[Problems to work on]
a. Using the article on the atom-thin transistor layer, decide whether each statement agrees with it, answering yes or no and quoting the deciding words: (i) The layer is about 0.7nm thick. (ii) The team's paper appeared in Nature Physics. (iii) Moore predicted a doubling every 24 months.
b. Echo the lines of the records word for word, starting at the first line of the records and ending at the line that contains "candle-body xyxy=(564,96,567,109)", with both of those lines included.

Professor Chung-Lin Wu of the Department of Physics at NCKU and Dr. Chia-Hao Chen of the National Synchrotron Radiation Research Center have formed the Taiwanese Condensed Matter Physics Team to usher in the next-generation of electronic devices. Their collaboration has led to the creation of a two-dimensional monoatomic layer (approximately 0.7nm thick), capable of functioning as a transistor with the low energy consumption and low heat generation required for thinner, smaller, and faster integrated circuits (ICs). Beyond all expectations, their research achievement has surpassed Moore’s law and is expected to revolutionize the development of electronic devices for AI and machine learning. Their paper was published in August this year in the top-tier international journal Nature Communications.


In the 1960s, Gordon Moore predicted that every 18 months, the miniaturization of semiconductor IC processes would lead to a doubling of the number of transistors that fit in a circuit as well as the corresponding efficiency. Since that time, R&D in the field of conventional transistors (the basis of 0-and-1 calculations in digital logic), has continually advanced in accordance with Moore’s law; however, the physical size of these devices cannot be reduced indefinitely. Unless an alternative is found to the existing computational paradigm, the development of digital technology will come to an abrupt halt.

[Task data]

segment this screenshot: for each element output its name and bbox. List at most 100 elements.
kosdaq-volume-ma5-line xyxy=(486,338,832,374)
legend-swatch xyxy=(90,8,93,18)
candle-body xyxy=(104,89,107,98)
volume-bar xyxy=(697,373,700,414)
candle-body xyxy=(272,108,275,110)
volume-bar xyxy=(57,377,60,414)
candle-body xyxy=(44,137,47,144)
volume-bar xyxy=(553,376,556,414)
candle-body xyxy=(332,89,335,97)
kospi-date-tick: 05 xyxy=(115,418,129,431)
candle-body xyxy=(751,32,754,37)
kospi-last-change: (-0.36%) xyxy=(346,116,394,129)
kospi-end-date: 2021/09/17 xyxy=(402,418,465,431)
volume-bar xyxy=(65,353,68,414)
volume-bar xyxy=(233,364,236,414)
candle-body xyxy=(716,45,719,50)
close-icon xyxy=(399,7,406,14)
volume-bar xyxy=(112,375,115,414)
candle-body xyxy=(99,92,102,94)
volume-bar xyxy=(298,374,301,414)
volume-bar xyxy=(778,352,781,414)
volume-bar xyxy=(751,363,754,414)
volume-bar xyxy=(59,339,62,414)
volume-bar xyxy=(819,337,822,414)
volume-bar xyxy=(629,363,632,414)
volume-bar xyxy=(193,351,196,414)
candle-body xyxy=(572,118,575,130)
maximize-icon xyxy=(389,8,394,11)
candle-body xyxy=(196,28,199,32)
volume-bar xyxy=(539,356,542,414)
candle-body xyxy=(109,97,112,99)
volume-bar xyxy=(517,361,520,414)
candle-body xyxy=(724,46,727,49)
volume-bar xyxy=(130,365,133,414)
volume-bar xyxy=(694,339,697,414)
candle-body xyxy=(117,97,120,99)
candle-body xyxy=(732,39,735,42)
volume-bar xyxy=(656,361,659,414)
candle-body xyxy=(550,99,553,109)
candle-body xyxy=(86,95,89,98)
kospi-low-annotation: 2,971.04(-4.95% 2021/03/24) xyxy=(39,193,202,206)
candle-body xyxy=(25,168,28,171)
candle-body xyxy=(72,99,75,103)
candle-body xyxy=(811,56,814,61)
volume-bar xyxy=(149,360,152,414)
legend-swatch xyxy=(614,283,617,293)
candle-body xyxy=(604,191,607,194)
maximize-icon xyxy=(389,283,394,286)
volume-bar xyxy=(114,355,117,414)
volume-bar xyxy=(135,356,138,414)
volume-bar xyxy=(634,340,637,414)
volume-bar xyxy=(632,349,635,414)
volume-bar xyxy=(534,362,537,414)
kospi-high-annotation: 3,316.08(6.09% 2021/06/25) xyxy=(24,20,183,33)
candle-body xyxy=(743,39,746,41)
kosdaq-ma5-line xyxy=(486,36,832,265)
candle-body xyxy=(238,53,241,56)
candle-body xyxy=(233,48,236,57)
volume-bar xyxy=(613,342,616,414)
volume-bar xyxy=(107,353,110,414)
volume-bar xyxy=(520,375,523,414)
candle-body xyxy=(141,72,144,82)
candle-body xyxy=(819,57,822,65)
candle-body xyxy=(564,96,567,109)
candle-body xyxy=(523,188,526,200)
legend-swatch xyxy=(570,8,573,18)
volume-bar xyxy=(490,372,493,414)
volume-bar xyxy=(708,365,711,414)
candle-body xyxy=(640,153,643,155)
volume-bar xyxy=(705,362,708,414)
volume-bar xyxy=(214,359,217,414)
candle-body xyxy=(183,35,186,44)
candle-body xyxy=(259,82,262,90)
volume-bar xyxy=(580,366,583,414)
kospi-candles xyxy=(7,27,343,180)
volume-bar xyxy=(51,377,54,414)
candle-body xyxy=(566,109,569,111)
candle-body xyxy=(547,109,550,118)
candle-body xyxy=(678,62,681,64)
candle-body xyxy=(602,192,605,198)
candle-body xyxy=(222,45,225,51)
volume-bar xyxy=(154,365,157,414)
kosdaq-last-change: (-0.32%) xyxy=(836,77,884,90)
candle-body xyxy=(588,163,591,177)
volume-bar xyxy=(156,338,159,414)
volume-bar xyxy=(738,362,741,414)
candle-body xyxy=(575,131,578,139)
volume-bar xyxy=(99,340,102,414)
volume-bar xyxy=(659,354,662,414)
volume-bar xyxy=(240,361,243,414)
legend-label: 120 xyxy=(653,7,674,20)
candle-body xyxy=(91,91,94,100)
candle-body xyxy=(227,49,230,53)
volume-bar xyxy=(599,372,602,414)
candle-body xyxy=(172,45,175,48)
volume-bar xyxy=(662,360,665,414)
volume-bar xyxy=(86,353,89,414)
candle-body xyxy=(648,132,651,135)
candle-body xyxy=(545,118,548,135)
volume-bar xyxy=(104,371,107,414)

[Replies]
a.
(i) Yes: "approximately 0.7nm thick"
(ii) No: "published in August this year in the top-tier international journal Nature Communications"
(iii) No: "every 18 months"

b.
segment this screenshot: for each element output its name and bbox. List at most 100 elements.
kosdaq-volume-ma5-line xyxy=(486,338,832,374)
legend-swatch xyxy=(90,8,93,18)
candle-body xyxy=(104,89,107,98)
volume-bar xyxy=(697,373,700,414)
candle-body xyxy=(272,108,275,110)
volume-bar xyxy=(57,377,60,414)
candle-body xyxy=(44,137,47,144)
volume-bar xyxy=(553,376,556,414)
candle-body xyxy=(332,89,335,97)
kospi-date-tick: 05 xyxy=(115,418,129,431)
candle-body xyxy=(751,32,754,37)
kospi-last-change: (-0.36%) xyxy=(346,116,394,129)
kospi-end-date: 2021/09/17 xyxy=(402,418,465,431)
volume-bar xyxy=(65,353,68,414)
volume-bar xyxy=(233,364,236,414)
candle-body xyxy=(716,45,719,50)
close-icon xyxy=(399,7,406,14)
volume-bar xyxy=(112,375,115,414)
candle-body xyxy=(99,92,102,94)
volume-bar xyxy=(298,374,301,414)
volume-bar xyxy=(778,352,781,414)
volume-bar xyxy=(751,363,754,414)
volume-bar xyxy=(59,339,62,414)
volume-bar xyxy=(819,337,822,414)
volume-bar xyxy=(629,363,632,414)
volume-bar xyxy=(193,351,196,414)
candle-body xyxy=(572,118,575,130)
maximize-icon xyxy=(389,8,394,11)
candle-body xyxy=(196,28,199,32)
volume-bar xyxy=(539,356,542,414)
candle-body xyxy=(109,97,112,99)
volume-bar xyxy=(517,361,520,414)
candle-body xyxy=(724,46,727,49)
volume-bar xyxy=(130,365,133,414)
volume-bar xyxy=(694,339,697,414)
candle-body xyxy=(117,97,120,99)
candle-body xyxy=(732,39,735,42)
volume-bar xyxy=(656,361,659,414)
candle-body xyxy=(550,99,553,109)
candle-body xyxy=(86,95,89,98)
kospi-low-annotation: 2,971.04(-4.95% 2021/03/24) xyxy=(39,193,202,206)
candle-body xyxy=(25,168,28,171)
candle-body xyxy=(72,99,75,103)
candle-body xyxy=(811,56,814,61)
volume-bar xyxy=(149,360,152,414)
legend-swatch xyxy=(614,283,617,293)
candle-body xyxy=(604,191,607,194)
maximize-icon xyxy=(389,283,394,286)
volume-bar xyxy=(114,355,117,414)
volume-bar xyxy=(135,356,138,414)
volume-bar xyxy=(634,340,637,414)
volume-bar xyxy=(632,349,635,414)
volume-bar xyxy=(534,362,537,414)
kospi-high-annotation: 3,316.08(6.09% 2021/06/25) xyxy=(24,20,183,33)
candle-body xyxy=(743,39,746,41)
kosdaq-ma5-line xyxy=(486,36,832,265)
candle-body xyxy=(238,53,241,56)
candle-body xyxy=(233,48,236,57)
volume-bar xyxy=(613,342,616,414)
volume-bar xyxy=(107,353,110,414)
volume-bar xyxy=(520,375,523,414)
candle-body xyxy=(141,72,144,82)
candle-body xyxy=(819,57,822,65)
candle-body xyxy=(564,96,567,109)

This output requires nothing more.